⟨
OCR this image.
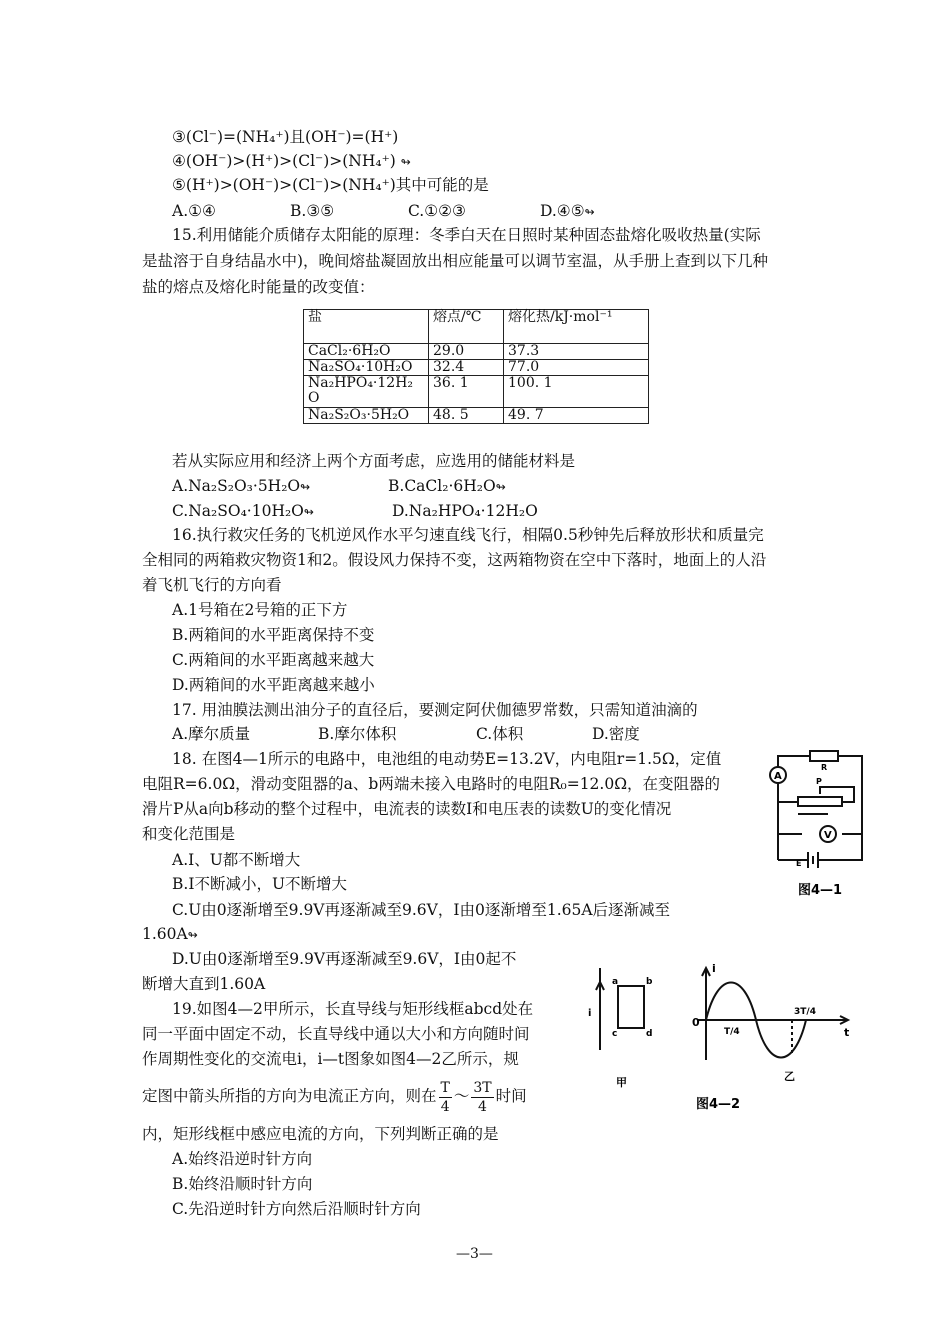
③(Cl⁻)=(NH₄⁺)且(OH⁻)=(H⁺)
④(OH⁻)>(H⁺)>(Cl⁻)>(NH₄⁺) ↬
⑤(H⁺)>(OH⁻)>(Cl⁻)>(NH₄⁺)其中可能的是
A.①④	B.③⑤	C.①②③	D.④⑤↬
15.利用储能介质储存太阳能的原理：冬季白天在日照时某种固态盐熔化吸收热量(实际
是盐溶于自身结晶水中)，晚间熔盐凝固放出相应能量可以调节室温，从手册上查到以下几种
盐的熔点及熔化时能量的改变值：
盐	熔点/℃	熔化热/kJ·mol⁻¹
CaCl₂·6H₂O	29.0	37.3
Na₂SO₄·10H₂O	32.4	77.0
Na₂HPO₄·12H₂O	36. 1	100. 1
Na₂S₂O₃·5H₂O	48. 5	49. 7
若从实际应用和经济上两个方面考虑，应选用的储能材料是
A.Na₂S₂O₃·5H₂O↬	B.CaCl₂·6H₂O↬
C.Na₂SO₄·10H₂O↬	D.Na₂HPO₄·12H₂O
16.执行救灾任务的飞机逆风作水平匀速直线飞行，相隔0.5秒钟先后释放形状和质量完
全相同的两箱救灾物资1和2。假设风力保持不变，这两箱物资在空中下落时，地面上的人沿
着飞机飞行的方向看
A.1号箱在2号箱的正下方
B.两箱间的水平距离保持不变
C.两箱间的水平距离越来越大
D.两箱间的水平距离越来越小
17. 用油膜法测出油分子的直径后，要测定阿伏伽德罗常数，只需知道油滴的
A.摩尔质量	B.摩尔体积	C.体积	D.密度
18. 在图4—1所示的电路中，电池组的电动势E=13.2V，内电阻r=1.5Ω，定值
电阻R=6.0Ω，滑动变阻器的a、b两端未接入电路时的电阻R₀=12.0Ω，在变阻器的
滑片P从a向b移动的整个过程中，电流表的读数I和电压表的读数U的变化情况
和变化范围是
A.I、U都不断增大
B.I不断减小，U不断增大
C.U由0逐渐增至9.9V再逐渐减至9.6V，I由0逐渐增至1.65A后逐渐减至
1.60A↬
D.U由0逐渐增至9.9V再逐渐减至9.6V，I由0起不
断增大直到1.60A
A
V
R
P
E
图4—1
19.如图4—2甲所示，长直导线与矩形线框abcd处在
同一平面中固定不动，长直导线中通以大小和方向随时间
作周期性变化的交流电i，i—t图象如图4—2乙所示，规
定图中箭头所指的方向为电流正方向，则在 $\frac{T}{4}$ ～ $\frac{3T}{4}$ 时间
内，矩形线框中感应电流的方向，下列判断正确的是
A.始终沿逆时针方向
B.始终沿顺时针方向
C.先沿逆时针方向然后沿顺时针方向
i
a	b
c	d
i
t
0
T/4
3T/4
甲	乙
图4—2
—3—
⟩
Exercise aim: Leave the pictures out and copy the rest of the data exactly.

Written solution:
OCR this image.
③(Cl⁻)=(NH₄⁺)且(OH⁻)=(H⁺)
④(OH⁻)>(H⁺)>(Cl⁻)>(NH₄⁺) ↬
⑤(H⁺)>(OH⁻)>(Cl⁻)>(NH₄⁺)其中可能的是
A.①④	B.③⑤	C.①②③	D.④⑤↬
15.利用储能介质储存太阳能的原理：冬季白天在日照时某种固态盐熔化吸收热量(实际
是盐溶于自身结晶水中)，晚间熔盐凝固放出相应能量可以调节室温，从手册上查到以下几种
盐的熔点及熔化时能量的改变值：
盐	熔点/℃	熔化热/kJ·mol⁻¹
CaCl₂·6H₂O	29.0	37.3
Na₂SO₄·10H₂O	32.4	77.0
Na₂HPO₄·12H₂O	36. 1	100. 1
Na₂S₂O₃·5H₂O	48. 5	49. 7
若从实际应用和经济上两个方面考虑，应选用的储能材料是
A.Na₂S₂O₃·5H₂O↬	B.CaCl₂·6H₂O↬
C.Na₂SO₄·10H₂O↬	D.Na₂HPO₄·12H₂O
16.执行救灾任务的飞机逆风作水平匀速直线飞行，相隔0.5秒钟先后释放形状和质量完
全相同的两箱救灾物资1和2。假设风力保持不变，这两箱物资在空中下落时，地面上的人沿
着飞机飞行的方向看
A.1号箱在2号箱的正下方
B.两箱间的水平距离保持不变
C.两箱间的水平距离越来越大
D.两箱间的水平距离越来越小
17. 用油膜法测出油分子的直径后，要测定阿伏伽德罗常数，只需知道油滴的
A.摩尔质量	B.摩尔体积	C.体积	D.密度
18. 在图4—1所示的电路中，电池组的电动势E=13.2V，内电阻r=1.5Ω，定值
电阻R=6.0Ω，滑动变阻器的a、b两端未接入电路时的电阻R₀=12.0Ω，在变阻器的
滑片P从a向b移动的整个过程中，电流表的读数I和电压表的读数U的变化情况
和变化范围是
A.I、U都不断增大
B.I不断减小，U不断增大
C.U由0逐渐增至9.9V再逐渐减至9.6V，I由0逐渐增至1.65A后逐渐减至
1.60A↬
D.U由0逐渐增至9.9V再逐渐减至9.6V，I由0起不
断增大直到1.60A
A
V
R
P
E
图4—1
19.如图4—2甲所示，长直导线与矩形线框abcd处在
同一平面中固定不动，长直导线中通以大小和方向随时间
作周期性变化的交流电i，i—t图象如图4—2乙所示，规
定图中箭头所指的方向为电流正方向，则在 $\frac{T}{4}$ ～ $\frac{3T}{4}$ 时间
内，矩形线框中感应电流的方向，下列判断正确的是
A.始终沿逆时针方向
B.始终沿顺时针方向
C.先沿逆时针方向然后沿顺时针方向
i
a	b
c	d
i
t
0
T/4
3T/4
甲	乙
图4—2
—3—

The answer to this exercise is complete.